[Dataset entries on figures]
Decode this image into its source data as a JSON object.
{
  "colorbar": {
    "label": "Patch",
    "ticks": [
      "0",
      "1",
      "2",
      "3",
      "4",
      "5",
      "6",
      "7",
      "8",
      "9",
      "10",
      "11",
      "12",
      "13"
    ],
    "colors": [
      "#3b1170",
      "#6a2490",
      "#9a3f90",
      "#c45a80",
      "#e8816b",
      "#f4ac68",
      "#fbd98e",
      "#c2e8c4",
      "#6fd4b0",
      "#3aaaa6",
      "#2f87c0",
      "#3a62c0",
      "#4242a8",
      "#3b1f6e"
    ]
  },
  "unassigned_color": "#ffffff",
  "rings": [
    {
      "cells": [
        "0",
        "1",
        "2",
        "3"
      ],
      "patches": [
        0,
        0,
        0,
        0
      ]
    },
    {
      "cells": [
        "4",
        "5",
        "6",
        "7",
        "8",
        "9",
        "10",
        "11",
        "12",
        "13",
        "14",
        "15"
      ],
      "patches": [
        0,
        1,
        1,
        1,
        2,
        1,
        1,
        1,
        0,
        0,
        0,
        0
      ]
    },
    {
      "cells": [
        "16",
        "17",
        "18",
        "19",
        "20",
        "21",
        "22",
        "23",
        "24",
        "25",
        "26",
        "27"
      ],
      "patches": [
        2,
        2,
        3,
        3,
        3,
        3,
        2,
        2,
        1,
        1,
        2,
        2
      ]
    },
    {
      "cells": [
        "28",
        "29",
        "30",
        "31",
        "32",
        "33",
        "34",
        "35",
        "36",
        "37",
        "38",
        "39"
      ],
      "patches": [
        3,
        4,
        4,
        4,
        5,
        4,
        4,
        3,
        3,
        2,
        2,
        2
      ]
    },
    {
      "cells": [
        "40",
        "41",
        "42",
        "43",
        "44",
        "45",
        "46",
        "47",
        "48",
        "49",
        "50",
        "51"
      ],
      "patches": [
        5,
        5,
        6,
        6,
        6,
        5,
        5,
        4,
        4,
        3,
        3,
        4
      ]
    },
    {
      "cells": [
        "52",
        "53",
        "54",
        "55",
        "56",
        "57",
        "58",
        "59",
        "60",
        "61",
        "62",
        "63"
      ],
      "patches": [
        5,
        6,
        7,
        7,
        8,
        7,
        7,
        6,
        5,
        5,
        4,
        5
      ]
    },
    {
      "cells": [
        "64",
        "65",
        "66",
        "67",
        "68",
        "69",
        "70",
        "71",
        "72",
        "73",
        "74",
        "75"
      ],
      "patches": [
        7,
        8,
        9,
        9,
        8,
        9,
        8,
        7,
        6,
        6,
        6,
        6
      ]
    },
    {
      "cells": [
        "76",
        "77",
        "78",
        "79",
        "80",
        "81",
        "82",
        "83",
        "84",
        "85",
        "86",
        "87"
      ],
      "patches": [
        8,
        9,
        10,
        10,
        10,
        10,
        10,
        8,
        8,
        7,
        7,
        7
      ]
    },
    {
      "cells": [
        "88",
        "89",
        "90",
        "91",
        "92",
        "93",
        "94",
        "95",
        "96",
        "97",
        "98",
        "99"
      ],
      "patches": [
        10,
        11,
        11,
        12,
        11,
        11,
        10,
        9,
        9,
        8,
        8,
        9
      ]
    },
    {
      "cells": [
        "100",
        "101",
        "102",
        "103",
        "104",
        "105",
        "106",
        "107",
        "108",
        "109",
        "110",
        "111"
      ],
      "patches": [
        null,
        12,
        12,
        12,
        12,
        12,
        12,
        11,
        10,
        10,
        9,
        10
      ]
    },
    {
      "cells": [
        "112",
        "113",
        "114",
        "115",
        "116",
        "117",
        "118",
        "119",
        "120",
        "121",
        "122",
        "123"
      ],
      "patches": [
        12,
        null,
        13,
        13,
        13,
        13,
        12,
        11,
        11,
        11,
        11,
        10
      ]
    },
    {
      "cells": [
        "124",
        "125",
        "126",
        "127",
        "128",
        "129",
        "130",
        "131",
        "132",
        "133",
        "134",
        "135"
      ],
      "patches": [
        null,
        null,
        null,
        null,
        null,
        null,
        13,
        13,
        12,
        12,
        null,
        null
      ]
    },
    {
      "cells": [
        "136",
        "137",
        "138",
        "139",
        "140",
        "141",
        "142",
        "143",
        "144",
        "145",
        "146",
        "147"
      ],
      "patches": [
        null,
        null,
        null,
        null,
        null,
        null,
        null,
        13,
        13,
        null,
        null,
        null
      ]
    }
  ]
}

## [Short task]
Make a verbatim copy of every entry shown above.

## [Result for this task]
Decode this image into its source data as a JSON object.
{
  "colorbar": {
    "label": "Patch",
    "ticks": [
      "0",
      "1",
      "2",
      "3",
      "4",
      "5",
      "6",
      "7",
      "8",
      "9",
      "10",
      "11",
      "12",
      "13"
    ],
    "colors": [
      "#3b1170",
      "#6a2490",
      "#9a3f90",
      "#c45a80",
      "#e8816b",
      "#f4ac68",
      "#fbd98e",
      "#c2e8c4",
      "#6fd4b0",
      "#3aaaa6",
      "#2f87c0",
      "#3a62c0",
      "#4242a8",
      "#3b1f6e"
    ]
  },
  "unassigned_color": "#ffffff",
  "rings": [
    {
      "cells": [
        "0",
        "1",
        "2",
        "3"
      ],
      "patches": [
        0,
        0,
        0,
        0
      ]
    },
    {
      "cells": [
        "4",
        "5",
        "6",
        "7",
        "8",
        "9",
        "10",
        "11",
        "12",
        "13",
        "14",
        "15"
      ],
      "patches": [
        0,
        1,
        1,
        1,
        2,
        1,
        1,
        1,
        0,
        0,
        0,
        0
      ]
    },
    {
      "cells": [
        "16",
        "17",
        "18",
        "19",
        "20",
        "21",
        "22",
        "23",
        "24",
        "25",
        "26",
        "27"
      ],
      "patches": [
        2,
        2,
        3,
        3,
        3,
        3,
        2,
        2,
        1,
        1,
        2,
        2
      ]
    },
    {
      "cells": [
        "28",
        "29",
        "30",
        "31",
        "32",
        "33",
        "34",
        "35",
        "36",
        "37",
        "38",
        "39"
      ],
      "patches": [
        3,
        4,
        4,
        4,
        5,
        4,
        4,
        3,
        3,
        2,
        2,
        2
      ]
    },
    {
      "cells": [
        "40",
        "41",
        "42",
        "43",
        "44",
        "45",
        "46",
        "47",
        "48",
        "49",
        "50",
        "51"
      ],
      "patches": [
        5,
        5,
        6,
        6,
        6,
        5,
        5,
        4,
        4,
        3,
        3,
        4
      ]
    },
    {
      "cells": [
        "52",
        "53",
        "54",
        "55",
        "56",
        "57",
        "58",
        "59",
        "60",
        "61",
        "62",
        "63"
      ],
      "patches": [
        5,
        6,
        7,
        7,
        8,
        7,
        7,
        6,
        5,
        5,
        4,
        5
      ]
    },
    {
      "cells": [
        "64",
        "65",
        "66",
        "67",
        "68",
        "69",
        "70",
        "71",
        "72",
        "73",
        "74",
        "75"
      ],
      "patches": [
        7,
        8,
        9,
        9,
        8,
        9,
        8,
        7,
        6,
        6,
        6,
        6
      ]
    },
    {
      "cells": [
        "76",
        "77",
        "78",
        "79",
        "80",
        "81",
        "82",
        "83",
        "84",
        "85",
        "86",
        "87"
      ],
      "patches": [
        8,
        9,
        10,
        10,
        10,
        10,
        10,
        8,
        8,
        7,
        7,
        7
      ]
    },
    {
      "cells": [
        "88",
        "89",
        "90",
        "91",
        "92",
        "93",
        "94",
        "95",
        "96",
        "97",
        "98",
        "99"
      ],
      "patches": [
        10,
        11,
        11,
        12,
        11,
        11,
        10,
        9,
        9,
        8,
        8,
        9
      ]
    },
    {
      "cells": [
        "100",
        "101",
        "102",
        "103",
        "104",
        "105",
        "106",
        "107",
        "108",
        "109",
        "110",
        "111"
      ],
      "patches": [
        null,
        12,
        12,
        12,
        12,
        12,
        12,
        11,
        10,
        10,
        9,
        10
      ]
    },
    {
      "cells": [
        "112",
        "113",
        "114",
        "115",
        "116",
        "117",
        "118",
        "119",
        "120",
        "121",
        "122",
        "123"
      ],
      "patches": [
        12,
        null,
        13,
        13,
        13,
        13,
        12,
        11,
        11,
        11,
        11,
        10
      ]
    },
    {
      "cells": [
        "124",
        "125",
        "126",
        "127",
        "128",
        "129",
        "130",
        "131",
        "132",
        "133",
        "134",
        "135"
      ],
      "patches": [
        null,
        null,
        null,
        null,
        null,
        null,
        13,
        13,
        12,
        12,
        null,
        null
      ]
    },
    {
      "cells": [
        "136",
        "137",
        "138",
        "139",
        "140",
        "141",
        "142",
        "143",
        "144",
        "145",
        "146",
        "147"
      ],
      "patches": [
        null,
        null,
        null,
        null,
        null,
        null,
        null,
        13,
        13,
        null,
        null,
        null
      ]
    }
  ]
}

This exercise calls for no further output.